_Task goal_
Write the listing out again, all of it, word for word.

(Records excerpted from a collection)

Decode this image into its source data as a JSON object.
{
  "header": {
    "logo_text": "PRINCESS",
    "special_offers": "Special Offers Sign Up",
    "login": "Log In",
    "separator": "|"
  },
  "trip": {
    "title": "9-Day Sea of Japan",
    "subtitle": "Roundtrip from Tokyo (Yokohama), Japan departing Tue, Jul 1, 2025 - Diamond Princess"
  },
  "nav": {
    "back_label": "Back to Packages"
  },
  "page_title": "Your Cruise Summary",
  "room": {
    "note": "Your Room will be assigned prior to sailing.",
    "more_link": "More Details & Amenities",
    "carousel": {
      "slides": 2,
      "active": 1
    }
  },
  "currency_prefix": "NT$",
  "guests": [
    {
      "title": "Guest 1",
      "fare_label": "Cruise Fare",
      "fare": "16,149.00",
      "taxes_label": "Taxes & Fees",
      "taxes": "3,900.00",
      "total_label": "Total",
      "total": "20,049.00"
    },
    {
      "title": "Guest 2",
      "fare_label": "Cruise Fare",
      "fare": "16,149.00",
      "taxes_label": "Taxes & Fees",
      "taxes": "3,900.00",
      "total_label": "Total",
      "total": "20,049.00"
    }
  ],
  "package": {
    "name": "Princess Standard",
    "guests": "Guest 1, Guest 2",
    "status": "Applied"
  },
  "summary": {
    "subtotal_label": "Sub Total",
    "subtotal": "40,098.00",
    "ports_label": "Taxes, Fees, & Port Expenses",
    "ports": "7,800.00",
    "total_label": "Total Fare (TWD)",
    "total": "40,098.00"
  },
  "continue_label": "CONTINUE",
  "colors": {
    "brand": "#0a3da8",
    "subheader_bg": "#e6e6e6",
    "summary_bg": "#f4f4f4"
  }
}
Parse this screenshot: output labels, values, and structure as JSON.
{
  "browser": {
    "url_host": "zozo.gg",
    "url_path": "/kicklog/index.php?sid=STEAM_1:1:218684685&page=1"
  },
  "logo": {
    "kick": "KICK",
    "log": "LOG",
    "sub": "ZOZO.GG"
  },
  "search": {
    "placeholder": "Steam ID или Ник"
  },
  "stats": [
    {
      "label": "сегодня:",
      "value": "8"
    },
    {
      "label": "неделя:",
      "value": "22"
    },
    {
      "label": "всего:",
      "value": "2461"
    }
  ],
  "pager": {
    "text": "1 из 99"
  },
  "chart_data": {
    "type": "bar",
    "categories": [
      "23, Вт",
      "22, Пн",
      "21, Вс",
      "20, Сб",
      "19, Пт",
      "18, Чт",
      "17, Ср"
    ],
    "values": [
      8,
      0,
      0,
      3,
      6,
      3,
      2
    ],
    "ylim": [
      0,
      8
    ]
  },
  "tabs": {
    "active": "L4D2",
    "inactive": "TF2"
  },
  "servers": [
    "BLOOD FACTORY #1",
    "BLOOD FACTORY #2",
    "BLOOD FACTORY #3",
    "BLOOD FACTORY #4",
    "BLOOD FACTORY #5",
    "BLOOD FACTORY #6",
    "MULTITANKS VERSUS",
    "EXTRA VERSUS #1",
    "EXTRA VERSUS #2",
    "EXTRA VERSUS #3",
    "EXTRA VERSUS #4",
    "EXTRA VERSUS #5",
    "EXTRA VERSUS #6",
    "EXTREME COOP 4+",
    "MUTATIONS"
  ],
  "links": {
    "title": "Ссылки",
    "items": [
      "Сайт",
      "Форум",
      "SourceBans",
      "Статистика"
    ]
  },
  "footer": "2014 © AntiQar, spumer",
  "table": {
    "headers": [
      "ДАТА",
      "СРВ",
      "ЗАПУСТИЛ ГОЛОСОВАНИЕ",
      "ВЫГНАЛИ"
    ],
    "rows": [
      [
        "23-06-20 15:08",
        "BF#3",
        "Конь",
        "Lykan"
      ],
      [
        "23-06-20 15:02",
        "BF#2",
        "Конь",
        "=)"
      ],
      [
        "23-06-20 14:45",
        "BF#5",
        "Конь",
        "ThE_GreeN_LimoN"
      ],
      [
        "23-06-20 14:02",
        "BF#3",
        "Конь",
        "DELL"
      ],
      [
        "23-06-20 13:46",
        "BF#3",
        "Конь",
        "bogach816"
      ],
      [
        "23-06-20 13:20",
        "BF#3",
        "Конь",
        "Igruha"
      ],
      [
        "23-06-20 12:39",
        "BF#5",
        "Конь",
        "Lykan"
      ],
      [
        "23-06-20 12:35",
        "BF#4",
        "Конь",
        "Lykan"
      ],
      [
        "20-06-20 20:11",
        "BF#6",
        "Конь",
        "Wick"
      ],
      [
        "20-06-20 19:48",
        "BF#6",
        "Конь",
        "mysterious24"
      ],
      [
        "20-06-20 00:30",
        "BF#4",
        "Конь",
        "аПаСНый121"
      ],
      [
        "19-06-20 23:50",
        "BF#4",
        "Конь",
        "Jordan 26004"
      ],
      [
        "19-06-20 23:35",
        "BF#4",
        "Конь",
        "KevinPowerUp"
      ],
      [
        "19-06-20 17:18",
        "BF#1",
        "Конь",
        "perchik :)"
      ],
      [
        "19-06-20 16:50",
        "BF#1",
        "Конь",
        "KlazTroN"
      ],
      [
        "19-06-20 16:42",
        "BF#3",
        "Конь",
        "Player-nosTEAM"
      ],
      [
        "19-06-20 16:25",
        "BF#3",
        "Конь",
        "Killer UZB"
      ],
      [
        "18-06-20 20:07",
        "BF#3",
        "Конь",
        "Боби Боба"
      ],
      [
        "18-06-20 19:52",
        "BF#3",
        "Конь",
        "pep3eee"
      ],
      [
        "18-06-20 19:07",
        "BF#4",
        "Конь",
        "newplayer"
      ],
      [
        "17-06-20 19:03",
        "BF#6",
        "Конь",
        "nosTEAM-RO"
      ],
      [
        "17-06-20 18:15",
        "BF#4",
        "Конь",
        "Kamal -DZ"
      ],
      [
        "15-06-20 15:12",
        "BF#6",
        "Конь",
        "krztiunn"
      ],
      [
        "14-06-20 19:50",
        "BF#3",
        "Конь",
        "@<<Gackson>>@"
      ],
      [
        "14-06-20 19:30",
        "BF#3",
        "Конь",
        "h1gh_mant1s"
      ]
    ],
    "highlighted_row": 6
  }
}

_Written response_
Decode this image into its source data as a JSON object.
{
  "header": {
    "logo_text": "PRINCESS",
    "special_offers": "Special Offers Sign Up",
    "login": "Log In",
    "separator": "|"
  },
  "trip": {
    "title": "9-Day Sea of Japan",
    "subtitle": "Roundtrip from Tokyo (Yokohama), Japan departing Tue, Jul 1, 2025 - Diamond Princess"
  },
  "nav": {
    "back_label": "Back to Packages"
  },
  "page_title": "Your Cruise Summary",
  "room": {
    "note": "Your Room will be assigned prior to sailing.",
    "more_link": "More Details & Amenities",
    "carousel": {
      "slides": 2,
      "active": 1
    }
  },
  "currency_prefix": "NT$",
  "guests": [
    {
      "title": "Guest 1",
      "fare_label": "Cruise Fare",
      "fare": "16,149.00",
      "taxes_label": "Taxes & Fees",
      "taxes": "3,900.00",
      "total_label": "Total",
      "total": "20,049.00"
    },
    {
      "title": "Guest 2",
      "fare_label": "Cruise Fare",
      "fare": "16,149.00",
      "taxes_label": "Taxes & Fees",
      "taxes": "3,900.00",
      "total_label": "Total",
      "total": "20,049.00"
    }
  ],
  "package": {
    "name": "Princess Standard",
    "guests": "Guest 1, Guest 2",
    "status": "Applied"
  },
  "summary": {
    "subtotal_label": "Sub Total",
    "subtotal": "40,098.00",
    "ports_label": "Taxes, Fees, & Port Expenses",
    "ports": "7,800.00",
    "total_label": "Total Fare (TWD)",
    "total": "40,098.00"
  },
  "continue_label": "CONTINUE",
  "colors": {
    "brand": "#0a3da8",
    "subheader_bg": "#e6e6e6",
    "summary_bg": "#f4f4f4"
  }
}
Parse this screenshot: output labels, values, and structure as JSON.
{
  "browser": {
    "url_host": "zozo.gg",
    "url_path": "/kicklog/index.php?sid=STEAM_1:1:218684685&page=1"
  },
  "logo": {
    "kick": "KICK",
    "log": "LOG",
    "sub": "ZOZO.GG"
  },
  "search": {
    "placeholder": "Steam ID или Ник"
  },
  "stats": [
    {
      "label": "сегодня:",
      "value": "8"
    },
    {
      "label": "неделя:",
      "value": "22"
    },
    {
      "label": "всего:",
      "value": "2461"
    }
  ],
  "pager": {
    "text": "1 из 99"
  },
  "chart_data": {
    "type": "bar",
    "categories": [
      "23, Вт",
      "22, Пн",
      "21, Вс",
      "20, Сб",
      "19, Пт",
      "18, Чт",
      "17, Ср"
    ],
    "values": [
      8,
      0,
      0,
      3,
      6,
      3,
      2
    ],
    "ylim": [
      0,
      8
    ]
  },
  "tabs": {
    "active": "L4D2",
    "inactive": "TF2"
  },
  "servers": [
    "BLOOD FACTORY #1",
    "BLOOD FACTORY #2",
    "BLOOD FACTORY #3",
    "BLOOD FACTORY #4",
    "BLOOD FACTORY #5",
    "BLOOD FACTORY #6",
    "MULTITANKS VERSUS",
    "EXTRA VERSUS #1",
    "EXTRA VERSUS #2",
    "EXTRA VERSUS #3",
    "EXTRA VERSUS #4",
    "EXTRA VERSUS #5",
    "EXTRA VERSUS #6",
    "EXTREME COOP 4+",
    "MUTATIONS"
  ],
  "links": {
    "title": "Ссылки",
    "items": [
      "Сайт",
      "Форум",
      "SourceBans",
      "Статистика"
    ]
  },
  "footer": "2014 © AntiQar, spumer",
  "table": {
    "headers": [
      "ДАТА",
      "СРВ",
      "ЗАПУСТИЛ ГОЛОСОВАНИЕ",
      "ВЫГНАЛИ"
    ],
    "rows": [
      [
        "23-06-20 15:08",
        "BF#3",
        "Конь",
        "Lykan"
      ],
      [
        "23-06-20 15:02",
        "BF#2",
        "Конь",
        "=)"
      ],
      [
        "23-06-20 14:45",
        "BF#5",
        "Конь",
        "ThE_GreeN_LimoN"
      ],
      [
        "23-06-20 14:02",
        "BF#3",
        "Конь",
        "DELL"
      ],
      [
        "23-06-20 13:46",
        "BF#3",
        "Конь",
        "bogach816"
      ],
      [
        "23-06-20 13:20",
        "BF#3",
        "Конь",
        "Igruha"
      ],
      [
        "23-06-20 12:39",
        "BF#5",
        "Конь",
        "Lykan"
      ],
      [
        "23-06-20 12:35",
        "BF#4",
        "Конь",
        "Lykan"
      ],
      [
        "20-06-20 20:11",
        "BF#6",
        "Конь",
        "Wick"
      ],
      [
        "20-06-20 19:48",
        "BF#6",
        "Конь",
        "mysterious24"
      ],
      [
        "20-06-20 00:30",
        "BF#4",
        "Конь",
        "аПаСНый121"
      ],
      [
        "19-06-20 23:50",
        "BF#4",
        "Конь",
        "Jordan 26004"
      ],
      [
        "19-06-20 23:35",
        "BF#4",
        "Конь",
        "KevinPowerUp"
      ],
      [
        "19-06-20 17:18",
        "BF#1",
        "Конь",
        "perchik :)"
      ],
      [
        "19-06-20 16:50",
        "BF#1",
        "Конь",
        "KlazTroN"
      ],
      [
        "19-06-20 16:42",
        "BF#3",
        "Конь",
        "Player-nosTEAM"
      ],
      [
        "19-06-20 16:25",
        "BF#3",
        "Конь",
        "Killer UZB"
      ],
      [
        "18-06-20 20:07",
        "BF#3",
        "Конь",
        "Боби Боба"
      ],
      [
        "18-06-20 19:52",
        "BF#3",
        "Конь",
        "pep3eee"
      ],
      [
        "18-06-20 19:07",
        "BF#4",
        "Конь",
        "newplayer"
      ],
      [
        "17-06-20 19:03",
        "BF#6",
        "Конь",
        "nosTEAM-RO"
      ],
      [
        "17-06-20 18:15",
        "BF#4",
        "Конь",
        "Kamal -DZ"
      ],
      [
        "15-06-20 15:12",
        "BF#6",
        "Конь",
        "krztiunn"
      ],
      [
        "14-06-20 19:50",
        "BF#3",
        "Конь",
        "@<<Gackson>>@"
      ],
      [
        "14-06-20 19:30",
        "BF#3",
        "Конь",
        "h1gh_mant1s"
      ]
    ],
    "highlighted_row": 6
  }
}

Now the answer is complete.